» Task
Can you repeat the data word for word, from its first line through the line that contains "social-key: youtube.com (main", including both of those lines?

(Data items)
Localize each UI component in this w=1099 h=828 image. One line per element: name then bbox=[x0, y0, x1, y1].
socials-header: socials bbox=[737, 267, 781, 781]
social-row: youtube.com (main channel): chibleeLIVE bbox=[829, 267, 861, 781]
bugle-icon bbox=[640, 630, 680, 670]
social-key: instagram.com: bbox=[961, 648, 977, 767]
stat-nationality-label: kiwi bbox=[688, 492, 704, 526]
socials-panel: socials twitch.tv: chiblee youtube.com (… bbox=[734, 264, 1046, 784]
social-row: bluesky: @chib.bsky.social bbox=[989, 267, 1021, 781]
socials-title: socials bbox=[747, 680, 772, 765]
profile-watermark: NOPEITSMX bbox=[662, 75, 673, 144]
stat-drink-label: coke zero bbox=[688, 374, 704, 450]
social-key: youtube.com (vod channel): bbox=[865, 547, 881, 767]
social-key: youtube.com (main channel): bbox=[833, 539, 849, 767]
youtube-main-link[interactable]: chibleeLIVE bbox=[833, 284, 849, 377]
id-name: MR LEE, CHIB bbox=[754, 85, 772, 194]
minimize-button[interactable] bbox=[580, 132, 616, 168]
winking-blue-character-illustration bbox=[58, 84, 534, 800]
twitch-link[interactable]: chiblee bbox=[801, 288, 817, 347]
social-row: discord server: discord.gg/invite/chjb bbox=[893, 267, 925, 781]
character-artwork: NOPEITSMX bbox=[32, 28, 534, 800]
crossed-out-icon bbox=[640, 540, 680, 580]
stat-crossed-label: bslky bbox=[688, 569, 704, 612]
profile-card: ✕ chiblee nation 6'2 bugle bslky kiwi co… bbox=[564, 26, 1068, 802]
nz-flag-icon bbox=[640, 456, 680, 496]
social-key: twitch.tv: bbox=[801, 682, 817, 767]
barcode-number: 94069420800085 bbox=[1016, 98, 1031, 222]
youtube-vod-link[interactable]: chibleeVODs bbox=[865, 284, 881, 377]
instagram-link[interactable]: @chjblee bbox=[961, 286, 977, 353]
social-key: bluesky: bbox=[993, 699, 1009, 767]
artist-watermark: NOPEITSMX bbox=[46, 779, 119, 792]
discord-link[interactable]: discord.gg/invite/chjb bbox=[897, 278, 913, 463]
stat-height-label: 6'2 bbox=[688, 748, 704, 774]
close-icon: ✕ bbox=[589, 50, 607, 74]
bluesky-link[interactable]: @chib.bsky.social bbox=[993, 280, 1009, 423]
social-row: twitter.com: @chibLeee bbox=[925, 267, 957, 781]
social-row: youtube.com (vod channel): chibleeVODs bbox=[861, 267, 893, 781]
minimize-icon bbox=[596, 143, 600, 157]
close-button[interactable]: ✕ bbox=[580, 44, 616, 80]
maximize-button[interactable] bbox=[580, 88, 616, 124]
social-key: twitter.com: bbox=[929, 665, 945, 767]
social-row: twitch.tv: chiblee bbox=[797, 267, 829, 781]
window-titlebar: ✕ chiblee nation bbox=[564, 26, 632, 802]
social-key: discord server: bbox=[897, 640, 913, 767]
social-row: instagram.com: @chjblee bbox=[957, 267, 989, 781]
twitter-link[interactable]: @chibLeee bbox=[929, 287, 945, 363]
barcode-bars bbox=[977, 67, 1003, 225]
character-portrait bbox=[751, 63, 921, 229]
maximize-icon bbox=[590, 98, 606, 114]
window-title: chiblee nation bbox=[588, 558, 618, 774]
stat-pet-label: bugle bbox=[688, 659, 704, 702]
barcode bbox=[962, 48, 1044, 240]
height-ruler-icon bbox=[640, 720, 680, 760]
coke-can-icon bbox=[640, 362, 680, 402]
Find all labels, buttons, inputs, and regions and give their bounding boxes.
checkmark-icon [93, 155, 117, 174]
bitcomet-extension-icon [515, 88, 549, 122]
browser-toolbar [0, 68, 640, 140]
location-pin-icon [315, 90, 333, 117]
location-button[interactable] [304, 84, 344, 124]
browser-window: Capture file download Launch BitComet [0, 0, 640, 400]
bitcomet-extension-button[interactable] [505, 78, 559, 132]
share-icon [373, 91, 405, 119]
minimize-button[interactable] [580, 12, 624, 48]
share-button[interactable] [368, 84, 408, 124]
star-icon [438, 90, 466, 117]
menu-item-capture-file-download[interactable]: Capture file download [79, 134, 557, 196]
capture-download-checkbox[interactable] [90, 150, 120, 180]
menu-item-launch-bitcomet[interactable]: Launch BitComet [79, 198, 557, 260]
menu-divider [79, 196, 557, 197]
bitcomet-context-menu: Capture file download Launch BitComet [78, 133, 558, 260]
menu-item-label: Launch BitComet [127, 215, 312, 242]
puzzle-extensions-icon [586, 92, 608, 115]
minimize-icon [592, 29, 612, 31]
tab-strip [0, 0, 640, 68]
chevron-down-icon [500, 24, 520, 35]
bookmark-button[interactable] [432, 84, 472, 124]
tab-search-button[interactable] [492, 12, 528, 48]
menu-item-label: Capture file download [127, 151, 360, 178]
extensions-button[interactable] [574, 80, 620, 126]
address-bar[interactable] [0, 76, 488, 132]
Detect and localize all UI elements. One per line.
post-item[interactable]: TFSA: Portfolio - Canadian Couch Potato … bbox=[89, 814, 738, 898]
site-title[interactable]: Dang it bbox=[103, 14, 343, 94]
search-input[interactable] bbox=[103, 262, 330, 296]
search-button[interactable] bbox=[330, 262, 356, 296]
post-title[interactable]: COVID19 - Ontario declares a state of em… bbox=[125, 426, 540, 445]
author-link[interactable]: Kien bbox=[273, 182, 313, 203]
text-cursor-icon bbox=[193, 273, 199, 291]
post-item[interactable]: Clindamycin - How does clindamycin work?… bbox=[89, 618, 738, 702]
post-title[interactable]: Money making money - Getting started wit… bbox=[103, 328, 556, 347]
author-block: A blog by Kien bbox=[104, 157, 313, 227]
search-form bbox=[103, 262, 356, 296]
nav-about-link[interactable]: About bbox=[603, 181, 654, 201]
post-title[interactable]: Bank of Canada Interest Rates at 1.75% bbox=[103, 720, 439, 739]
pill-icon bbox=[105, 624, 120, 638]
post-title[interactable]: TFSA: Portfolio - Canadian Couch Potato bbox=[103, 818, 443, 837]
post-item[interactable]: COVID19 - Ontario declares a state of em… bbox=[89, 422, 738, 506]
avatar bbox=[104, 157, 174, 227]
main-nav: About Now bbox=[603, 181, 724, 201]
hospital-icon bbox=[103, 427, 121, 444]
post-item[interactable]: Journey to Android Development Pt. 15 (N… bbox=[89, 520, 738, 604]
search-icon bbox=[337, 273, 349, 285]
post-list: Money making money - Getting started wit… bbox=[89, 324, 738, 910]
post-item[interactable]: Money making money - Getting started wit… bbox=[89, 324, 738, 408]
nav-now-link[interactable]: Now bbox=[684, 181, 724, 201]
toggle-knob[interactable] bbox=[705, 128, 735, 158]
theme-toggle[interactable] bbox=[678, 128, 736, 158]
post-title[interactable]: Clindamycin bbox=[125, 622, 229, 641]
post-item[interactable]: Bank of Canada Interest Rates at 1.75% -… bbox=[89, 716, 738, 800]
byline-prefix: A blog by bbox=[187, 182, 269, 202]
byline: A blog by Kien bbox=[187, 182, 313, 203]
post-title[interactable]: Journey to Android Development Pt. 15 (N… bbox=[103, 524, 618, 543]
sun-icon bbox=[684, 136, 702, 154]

» Correct output
Localize each UI component in this w=1099 h=828 image. One line per element: name then bbox=[x0, y0, x1, y1].
socials-header: socials bbox=[737, 267, 781, 781]
social-row: youtube.com (main channel): chibleeLIVE bbox=[829, 267, 861, 781]
bugle-icon bbox=[640, 630, 680, 670]
social-key: instagram.com: bbox=[961, 648, 977, 767]
stat-nationality-label: kiwi bbox=[688, 492, 704, 526]
socials-panel: socials twitch.tv: chiblee youtube.com (… bbox=[734, 264, 1046, 784]
social-row: bluesky: @chib.bsky.social bbox=[989, 267, 1021, 781]
socials-title: socials bbox=[747, 680, 772, 765]
profile-watermark: NOPEITSMX bbox=[662, 75, 673, 144]
stat-drink-label: coke zero bbox=[688, 374, 704, 450]
social-key: youtube.com (vod channel): bbox=[865, 547, 881, 767]
social-key: youtube.com (main channel): bbox=[833, 539, 849, 767]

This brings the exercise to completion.